** Text segment follows **

A joint open letter circulated this week signed by French cloud vendor OVHcloud, Germany’s Nextcloud, Swiss privacy software company Proton, federated social networks Mastodon and Monnett Social, browser maker Ecosia, and Dutch quantum chip maker QuantWare. Lawmakers from the Greens group at the European Parliament co-signed alongside six civil organizations including Defend Democracy and Save Social. The message: Build European, buy European, protect European. The groups defined technological sovereignty as Europe’s capacity to design, build, operate, and regulate digital infrastructure free from foreign jurisdictions that could compel data access or shut services down. The editorial team at YourDailyAnalysis picks apart the letter not as ceremonial positioning but as a timed commercial intervention landing alongside concrete EU regulatory action.
The market context gives the letter real weight. Gartner estimates worldwide sovereign cloud spending will reach $80 billion in 2026, with European spending growing 83 percent year-over-year from a $6.9 billion base in 2025. Cumulative GDPR fines reached $7.1 billion as of January 2026, with Austrian, French, and Italian data protection authorities ruling against U.S.-based tools for transatlantic data transfer violations. The U.S. CLOUD Act remains in force, meaning U.S.-headquartered providers must comply with government data requests even for data physically inside the EU. OVHcloud’s managing director for Germany, Falk Weinreich, described the shift: motivation has moved from compliance to fear of a shutdown from the American side. YourDailyAnalysis classifies that migration from compliance-driven to geopolitics-driven demand as the decisive commercial moment for the European cloud sector.

** End of Text segment **
** Provided data follows **

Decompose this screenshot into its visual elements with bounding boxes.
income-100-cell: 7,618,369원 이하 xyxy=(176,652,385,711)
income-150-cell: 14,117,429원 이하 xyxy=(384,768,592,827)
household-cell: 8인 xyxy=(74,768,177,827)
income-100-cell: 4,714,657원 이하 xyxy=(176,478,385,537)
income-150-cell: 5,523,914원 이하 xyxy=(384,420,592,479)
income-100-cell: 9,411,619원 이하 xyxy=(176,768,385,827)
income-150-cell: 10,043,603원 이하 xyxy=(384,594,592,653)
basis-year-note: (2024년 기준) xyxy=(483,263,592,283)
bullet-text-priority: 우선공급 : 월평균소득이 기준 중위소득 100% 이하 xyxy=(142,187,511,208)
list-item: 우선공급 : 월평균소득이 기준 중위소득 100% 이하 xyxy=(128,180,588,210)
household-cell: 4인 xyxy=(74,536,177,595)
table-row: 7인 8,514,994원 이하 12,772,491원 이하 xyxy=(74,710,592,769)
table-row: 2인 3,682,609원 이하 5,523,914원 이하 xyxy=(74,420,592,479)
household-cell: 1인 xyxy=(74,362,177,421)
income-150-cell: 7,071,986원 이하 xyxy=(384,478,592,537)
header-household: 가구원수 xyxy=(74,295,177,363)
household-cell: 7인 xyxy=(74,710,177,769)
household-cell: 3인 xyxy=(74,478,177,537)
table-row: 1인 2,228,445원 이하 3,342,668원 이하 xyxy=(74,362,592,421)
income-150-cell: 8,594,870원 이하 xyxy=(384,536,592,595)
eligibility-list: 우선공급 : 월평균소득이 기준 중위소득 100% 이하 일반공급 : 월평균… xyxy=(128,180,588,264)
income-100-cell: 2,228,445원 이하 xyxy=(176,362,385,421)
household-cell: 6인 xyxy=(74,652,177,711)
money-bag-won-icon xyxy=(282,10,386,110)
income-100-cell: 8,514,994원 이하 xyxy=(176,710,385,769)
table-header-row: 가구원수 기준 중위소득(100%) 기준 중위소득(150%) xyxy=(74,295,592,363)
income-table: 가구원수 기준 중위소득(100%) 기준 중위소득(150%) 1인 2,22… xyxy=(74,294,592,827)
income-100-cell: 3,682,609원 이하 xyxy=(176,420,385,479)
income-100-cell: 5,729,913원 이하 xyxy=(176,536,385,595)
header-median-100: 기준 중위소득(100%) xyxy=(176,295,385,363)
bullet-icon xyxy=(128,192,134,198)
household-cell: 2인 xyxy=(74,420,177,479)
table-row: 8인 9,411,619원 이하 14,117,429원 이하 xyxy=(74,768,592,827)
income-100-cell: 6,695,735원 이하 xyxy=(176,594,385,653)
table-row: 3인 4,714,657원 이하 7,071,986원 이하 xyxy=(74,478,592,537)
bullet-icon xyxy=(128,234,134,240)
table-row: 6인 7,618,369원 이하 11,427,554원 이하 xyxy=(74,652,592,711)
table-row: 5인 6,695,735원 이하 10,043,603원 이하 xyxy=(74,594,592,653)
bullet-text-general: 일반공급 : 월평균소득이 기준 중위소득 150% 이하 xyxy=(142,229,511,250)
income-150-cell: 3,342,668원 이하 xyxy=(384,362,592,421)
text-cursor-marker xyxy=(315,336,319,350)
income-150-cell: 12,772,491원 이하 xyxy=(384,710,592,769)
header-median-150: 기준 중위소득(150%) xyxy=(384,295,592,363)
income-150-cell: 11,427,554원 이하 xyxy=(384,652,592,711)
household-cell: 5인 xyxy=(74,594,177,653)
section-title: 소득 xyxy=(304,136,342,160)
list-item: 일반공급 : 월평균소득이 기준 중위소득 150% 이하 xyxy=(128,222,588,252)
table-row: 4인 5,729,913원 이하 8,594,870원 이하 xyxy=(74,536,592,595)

** End of Provided data **

**What needs to be done**.
Resume the article about the open letter on European tech sovereignty, starting right after its last sentence.

**Result for this task**.
The Commission has moved on structure. In October 2025 it launched a 180-million-euro sovereign cloud tender for EU institutions, selecting Luxembourg-based Post Telecom, Germany’s STACKIT, France’s Scaleway, and Belgium’s Proximus. STACKIT – a brand of Schwarz Digits backed by Schwarz Gruppe, Europe’s largest retailer – carries 11 billion euros in parent investment. The Commission is finalizing a Cloud Sovereignty Framework grading providers from SEAL-0 to SEAL-4. Digital Markets Act investigations into Amazon Web Services and Microsoft Azure are underway. A broader Tech Sovereignty Package is in preparation. Our reporters unpack the tender and the DMA probes as two prongs of a coordinated push: demand pull from procurement, regulatory pressure from enforcement.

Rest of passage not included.